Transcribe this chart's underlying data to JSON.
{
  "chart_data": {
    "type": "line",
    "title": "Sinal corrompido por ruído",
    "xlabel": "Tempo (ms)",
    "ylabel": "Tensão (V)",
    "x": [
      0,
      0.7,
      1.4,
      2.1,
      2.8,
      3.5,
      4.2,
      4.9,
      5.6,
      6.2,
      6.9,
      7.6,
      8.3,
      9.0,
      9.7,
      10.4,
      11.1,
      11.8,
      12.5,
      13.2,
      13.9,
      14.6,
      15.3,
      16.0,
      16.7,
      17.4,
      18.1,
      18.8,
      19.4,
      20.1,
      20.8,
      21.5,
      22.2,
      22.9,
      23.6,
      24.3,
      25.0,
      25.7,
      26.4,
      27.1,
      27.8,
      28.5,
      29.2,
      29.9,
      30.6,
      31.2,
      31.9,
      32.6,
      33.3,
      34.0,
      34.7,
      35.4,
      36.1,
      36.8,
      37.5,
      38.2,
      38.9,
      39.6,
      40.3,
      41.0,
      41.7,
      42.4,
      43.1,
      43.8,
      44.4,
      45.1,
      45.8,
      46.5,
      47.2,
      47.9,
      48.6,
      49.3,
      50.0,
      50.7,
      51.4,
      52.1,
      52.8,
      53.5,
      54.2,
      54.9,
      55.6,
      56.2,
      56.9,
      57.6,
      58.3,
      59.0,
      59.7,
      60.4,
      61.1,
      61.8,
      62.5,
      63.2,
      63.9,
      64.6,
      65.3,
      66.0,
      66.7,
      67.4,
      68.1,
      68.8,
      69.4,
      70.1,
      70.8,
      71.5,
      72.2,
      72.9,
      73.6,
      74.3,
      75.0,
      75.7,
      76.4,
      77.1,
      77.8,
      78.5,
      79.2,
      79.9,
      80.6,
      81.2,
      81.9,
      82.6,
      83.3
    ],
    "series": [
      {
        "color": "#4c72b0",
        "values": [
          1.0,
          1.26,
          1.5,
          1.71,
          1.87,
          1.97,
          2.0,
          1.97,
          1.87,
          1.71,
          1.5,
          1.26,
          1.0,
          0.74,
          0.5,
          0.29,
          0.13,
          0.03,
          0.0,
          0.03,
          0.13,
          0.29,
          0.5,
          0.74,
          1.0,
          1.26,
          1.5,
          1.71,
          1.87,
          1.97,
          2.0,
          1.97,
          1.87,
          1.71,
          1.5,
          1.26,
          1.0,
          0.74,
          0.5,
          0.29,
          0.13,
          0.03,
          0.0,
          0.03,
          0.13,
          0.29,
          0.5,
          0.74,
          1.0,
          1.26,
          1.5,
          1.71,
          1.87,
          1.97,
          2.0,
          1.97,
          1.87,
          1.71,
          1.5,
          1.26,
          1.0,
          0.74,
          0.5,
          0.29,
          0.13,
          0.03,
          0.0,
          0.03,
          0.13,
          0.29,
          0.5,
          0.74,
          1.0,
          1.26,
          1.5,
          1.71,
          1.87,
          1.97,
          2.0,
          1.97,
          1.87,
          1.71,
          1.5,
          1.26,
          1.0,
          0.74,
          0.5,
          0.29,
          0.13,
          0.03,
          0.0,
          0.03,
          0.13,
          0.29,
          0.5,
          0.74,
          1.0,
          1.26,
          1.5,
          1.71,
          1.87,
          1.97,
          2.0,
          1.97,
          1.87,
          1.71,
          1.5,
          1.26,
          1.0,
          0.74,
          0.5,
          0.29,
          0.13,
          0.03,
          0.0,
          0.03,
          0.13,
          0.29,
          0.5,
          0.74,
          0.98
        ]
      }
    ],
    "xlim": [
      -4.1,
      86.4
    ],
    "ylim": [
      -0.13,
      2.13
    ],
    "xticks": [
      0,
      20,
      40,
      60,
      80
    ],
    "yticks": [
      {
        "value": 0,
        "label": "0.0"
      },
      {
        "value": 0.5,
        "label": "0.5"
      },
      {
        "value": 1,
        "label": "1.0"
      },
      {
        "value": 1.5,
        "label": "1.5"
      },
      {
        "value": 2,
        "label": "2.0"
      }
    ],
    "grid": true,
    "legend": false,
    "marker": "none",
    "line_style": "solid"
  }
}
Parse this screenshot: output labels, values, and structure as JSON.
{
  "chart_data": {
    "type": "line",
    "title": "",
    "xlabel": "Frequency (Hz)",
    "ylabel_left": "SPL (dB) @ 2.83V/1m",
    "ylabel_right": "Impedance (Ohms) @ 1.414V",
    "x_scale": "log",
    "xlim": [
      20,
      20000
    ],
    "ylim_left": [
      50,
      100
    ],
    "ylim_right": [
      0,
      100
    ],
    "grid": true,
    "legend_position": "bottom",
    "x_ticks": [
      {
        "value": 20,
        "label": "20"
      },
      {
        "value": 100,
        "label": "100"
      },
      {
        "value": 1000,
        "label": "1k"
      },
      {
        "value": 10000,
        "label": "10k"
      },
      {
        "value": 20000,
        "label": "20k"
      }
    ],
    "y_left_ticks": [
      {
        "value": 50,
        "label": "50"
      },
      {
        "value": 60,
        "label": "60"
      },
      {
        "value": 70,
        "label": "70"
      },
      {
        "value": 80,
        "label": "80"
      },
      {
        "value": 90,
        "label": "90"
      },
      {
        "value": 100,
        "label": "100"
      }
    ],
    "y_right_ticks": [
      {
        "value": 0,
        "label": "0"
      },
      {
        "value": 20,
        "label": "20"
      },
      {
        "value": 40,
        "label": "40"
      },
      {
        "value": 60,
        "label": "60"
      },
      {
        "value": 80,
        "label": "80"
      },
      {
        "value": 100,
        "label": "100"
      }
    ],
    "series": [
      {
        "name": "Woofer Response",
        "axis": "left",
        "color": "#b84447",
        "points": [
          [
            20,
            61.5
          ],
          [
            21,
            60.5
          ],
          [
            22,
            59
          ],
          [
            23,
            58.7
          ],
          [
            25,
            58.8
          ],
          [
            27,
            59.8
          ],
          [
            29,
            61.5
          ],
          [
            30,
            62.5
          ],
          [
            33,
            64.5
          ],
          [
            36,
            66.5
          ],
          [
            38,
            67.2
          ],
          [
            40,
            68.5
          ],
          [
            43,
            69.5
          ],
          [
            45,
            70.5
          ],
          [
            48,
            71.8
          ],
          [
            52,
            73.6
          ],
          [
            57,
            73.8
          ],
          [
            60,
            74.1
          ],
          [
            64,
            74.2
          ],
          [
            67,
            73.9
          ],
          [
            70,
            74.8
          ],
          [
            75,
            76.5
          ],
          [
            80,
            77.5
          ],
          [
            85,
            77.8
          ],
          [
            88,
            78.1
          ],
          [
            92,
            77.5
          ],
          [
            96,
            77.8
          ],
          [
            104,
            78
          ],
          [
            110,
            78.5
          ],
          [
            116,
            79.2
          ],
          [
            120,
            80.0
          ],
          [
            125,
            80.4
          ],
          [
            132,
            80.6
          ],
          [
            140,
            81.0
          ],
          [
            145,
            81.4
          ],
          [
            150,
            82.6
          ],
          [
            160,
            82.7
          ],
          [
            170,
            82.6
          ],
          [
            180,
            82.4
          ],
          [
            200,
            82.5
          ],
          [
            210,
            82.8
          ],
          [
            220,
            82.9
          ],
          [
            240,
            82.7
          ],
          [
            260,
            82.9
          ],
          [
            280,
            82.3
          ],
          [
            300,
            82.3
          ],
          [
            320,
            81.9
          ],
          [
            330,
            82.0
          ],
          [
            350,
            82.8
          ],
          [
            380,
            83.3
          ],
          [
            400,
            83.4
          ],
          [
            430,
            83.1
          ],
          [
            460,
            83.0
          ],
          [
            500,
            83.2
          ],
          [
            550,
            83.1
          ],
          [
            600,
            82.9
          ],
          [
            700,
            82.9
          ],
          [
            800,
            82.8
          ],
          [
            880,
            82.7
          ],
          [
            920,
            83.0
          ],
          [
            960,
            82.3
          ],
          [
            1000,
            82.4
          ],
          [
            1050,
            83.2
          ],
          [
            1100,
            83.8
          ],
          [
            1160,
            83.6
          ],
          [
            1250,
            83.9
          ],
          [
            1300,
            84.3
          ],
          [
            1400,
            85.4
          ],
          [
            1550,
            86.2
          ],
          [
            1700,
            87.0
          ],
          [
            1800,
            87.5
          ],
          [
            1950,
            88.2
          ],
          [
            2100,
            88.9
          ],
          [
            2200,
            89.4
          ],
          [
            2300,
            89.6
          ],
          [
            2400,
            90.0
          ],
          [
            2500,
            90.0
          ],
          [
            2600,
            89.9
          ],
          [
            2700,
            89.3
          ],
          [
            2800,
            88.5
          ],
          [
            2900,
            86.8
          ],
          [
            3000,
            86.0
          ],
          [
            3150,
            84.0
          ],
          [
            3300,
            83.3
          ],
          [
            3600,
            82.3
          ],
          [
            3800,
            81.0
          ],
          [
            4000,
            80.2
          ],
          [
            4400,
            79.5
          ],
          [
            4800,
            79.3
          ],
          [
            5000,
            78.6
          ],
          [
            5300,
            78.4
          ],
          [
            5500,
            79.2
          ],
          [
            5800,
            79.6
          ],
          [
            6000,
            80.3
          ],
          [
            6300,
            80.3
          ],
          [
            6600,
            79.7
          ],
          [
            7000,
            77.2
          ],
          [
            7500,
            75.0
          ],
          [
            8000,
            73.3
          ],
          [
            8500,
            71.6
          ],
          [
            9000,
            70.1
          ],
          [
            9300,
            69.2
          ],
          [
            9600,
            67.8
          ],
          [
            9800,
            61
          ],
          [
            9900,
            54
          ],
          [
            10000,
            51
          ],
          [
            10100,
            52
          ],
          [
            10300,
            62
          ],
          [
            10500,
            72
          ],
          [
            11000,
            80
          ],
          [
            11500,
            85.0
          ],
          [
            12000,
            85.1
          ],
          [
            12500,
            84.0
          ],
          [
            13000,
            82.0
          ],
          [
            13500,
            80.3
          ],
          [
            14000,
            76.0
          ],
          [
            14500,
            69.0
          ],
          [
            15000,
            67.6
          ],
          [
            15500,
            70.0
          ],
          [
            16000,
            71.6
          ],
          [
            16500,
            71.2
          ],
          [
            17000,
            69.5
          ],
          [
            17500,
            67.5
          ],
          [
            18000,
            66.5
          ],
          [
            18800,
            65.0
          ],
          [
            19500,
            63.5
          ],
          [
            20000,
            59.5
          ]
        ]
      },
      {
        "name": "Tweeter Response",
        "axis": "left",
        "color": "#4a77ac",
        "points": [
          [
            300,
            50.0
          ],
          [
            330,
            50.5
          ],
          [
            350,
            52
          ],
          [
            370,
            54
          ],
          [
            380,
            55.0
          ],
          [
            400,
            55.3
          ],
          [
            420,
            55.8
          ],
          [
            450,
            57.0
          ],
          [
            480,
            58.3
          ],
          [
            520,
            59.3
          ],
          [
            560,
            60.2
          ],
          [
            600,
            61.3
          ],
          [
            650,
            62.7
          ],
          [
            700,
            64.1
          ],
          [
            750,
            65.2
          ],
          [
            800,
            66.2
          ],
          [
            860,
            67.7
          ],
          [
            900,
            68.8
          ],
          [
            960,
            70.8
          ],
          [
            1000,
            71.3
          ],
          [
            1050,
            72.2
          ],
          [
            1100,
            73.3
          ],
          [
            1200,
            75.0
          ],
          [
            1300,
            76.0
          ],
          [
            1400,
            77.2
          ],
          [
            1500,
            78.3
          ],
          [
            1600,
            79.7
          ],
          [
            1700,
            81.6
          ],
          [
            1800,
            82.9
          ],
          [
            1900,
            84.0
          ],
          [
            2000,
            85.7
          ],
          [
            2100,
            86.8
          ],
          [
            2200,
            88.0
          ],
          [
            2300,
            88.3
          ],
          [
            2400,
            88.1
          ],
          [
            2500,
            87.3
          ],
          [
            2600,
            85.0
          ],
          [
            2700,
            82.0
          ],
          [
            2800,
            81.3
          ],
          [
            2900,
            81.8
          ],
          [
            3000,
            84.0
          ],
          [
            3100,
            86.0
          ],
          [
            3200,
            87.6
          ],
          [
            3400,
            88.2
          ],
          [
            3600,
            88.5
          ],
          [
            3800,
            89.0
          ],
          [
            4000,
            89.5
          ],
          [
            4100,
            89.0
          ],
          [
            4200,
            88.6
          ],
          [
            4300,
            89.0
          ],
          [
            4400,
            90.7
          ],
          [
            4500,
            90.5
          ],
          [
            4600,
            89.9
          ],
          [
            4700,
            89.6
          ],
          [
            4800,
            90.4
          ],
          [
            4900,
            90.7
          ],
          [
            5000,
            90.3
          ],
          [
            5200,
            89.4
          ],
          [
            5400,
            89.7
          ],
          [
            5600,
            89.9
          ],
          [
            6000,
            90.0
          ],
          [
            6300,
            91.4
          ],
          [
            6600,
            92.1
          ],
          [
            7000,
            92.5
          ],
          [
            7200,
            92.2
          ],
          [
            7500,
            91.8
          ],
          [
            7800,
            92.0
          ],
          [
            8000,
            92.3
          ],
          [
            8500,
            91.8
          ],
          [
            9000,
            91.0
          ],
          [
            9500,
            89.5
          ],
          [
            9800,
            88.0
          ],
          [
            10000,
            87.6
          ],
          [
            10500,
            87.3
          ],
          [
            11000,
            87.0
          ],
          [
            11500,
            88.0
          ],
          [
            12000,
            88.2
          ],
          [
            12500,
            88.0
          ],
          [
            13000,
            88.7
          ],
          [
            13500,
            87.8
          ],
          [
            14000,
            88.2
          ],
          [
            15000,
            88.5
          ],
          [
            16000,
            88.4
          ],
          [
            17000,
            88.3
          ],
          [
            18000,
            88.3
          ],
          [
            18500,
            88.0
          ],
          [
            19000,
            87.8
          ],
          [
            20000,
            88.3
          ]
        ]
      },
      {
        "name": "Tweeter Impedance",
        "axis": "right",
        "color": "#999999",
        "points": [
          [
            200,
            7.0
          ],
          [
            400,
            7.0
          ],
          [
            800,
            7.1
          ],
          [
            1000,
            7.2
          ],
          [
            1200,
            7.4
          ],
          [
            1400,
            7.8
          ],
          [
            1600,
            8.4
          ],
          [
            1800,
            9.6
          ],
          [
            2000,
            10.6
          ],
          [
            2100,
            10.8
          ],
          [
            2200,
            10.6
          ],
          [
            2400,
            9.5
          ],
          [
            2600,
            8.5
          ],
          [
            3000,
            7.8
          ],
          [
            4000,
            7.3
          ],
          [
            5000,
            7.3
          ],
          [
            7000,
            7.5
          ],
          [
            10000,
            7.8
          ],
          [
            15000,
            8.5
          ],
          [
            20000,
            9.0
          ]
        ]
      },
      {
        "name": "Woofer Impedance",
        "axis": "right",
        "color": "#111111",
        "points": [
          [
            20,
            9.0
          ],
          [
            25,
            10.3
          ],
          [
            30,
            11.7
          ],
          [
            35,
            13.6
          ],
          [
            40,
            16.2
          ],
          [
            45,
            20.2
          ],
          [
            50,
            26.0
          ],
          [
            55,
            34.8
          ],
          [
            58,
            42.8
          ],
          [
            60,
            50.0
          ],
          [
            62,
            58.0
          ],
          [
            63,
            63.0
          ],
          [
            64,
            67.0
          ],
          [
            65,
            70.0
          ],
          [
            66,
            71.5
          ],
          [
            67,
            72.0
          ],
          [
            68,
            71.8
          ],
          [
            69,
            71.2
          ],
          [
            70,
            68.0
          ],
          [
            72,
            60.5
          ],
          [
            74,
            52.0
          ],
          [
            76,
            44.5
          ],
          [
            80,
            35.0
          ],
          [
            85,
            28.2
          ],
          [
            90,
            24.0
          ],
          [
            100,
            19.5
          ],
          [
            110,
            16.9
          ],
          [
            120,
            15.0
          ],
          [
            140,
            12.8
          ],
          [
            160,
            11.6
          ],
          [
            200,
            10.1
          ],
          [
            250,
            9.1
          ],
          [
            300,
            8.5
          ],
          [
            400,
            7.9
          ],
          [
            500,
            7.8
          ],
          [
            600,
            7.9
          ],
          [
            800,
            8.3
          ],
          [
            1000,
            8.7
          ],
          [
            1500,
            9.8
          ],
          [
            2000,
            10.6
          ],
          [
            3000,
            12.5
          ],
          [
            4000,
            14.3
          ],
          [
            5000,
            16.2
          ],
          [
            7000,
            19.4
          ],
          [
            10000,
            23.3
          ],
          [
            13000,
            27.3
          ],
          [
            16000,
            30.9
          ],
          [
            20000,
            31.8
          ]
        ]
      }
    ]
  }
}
________________
Task instructions:
Copy each line above where the string "xlabel" occurs.

Answer to the problem:
    "xlabel": "Tempo (ms)",
    "xlabel": "Frequency (Hz)",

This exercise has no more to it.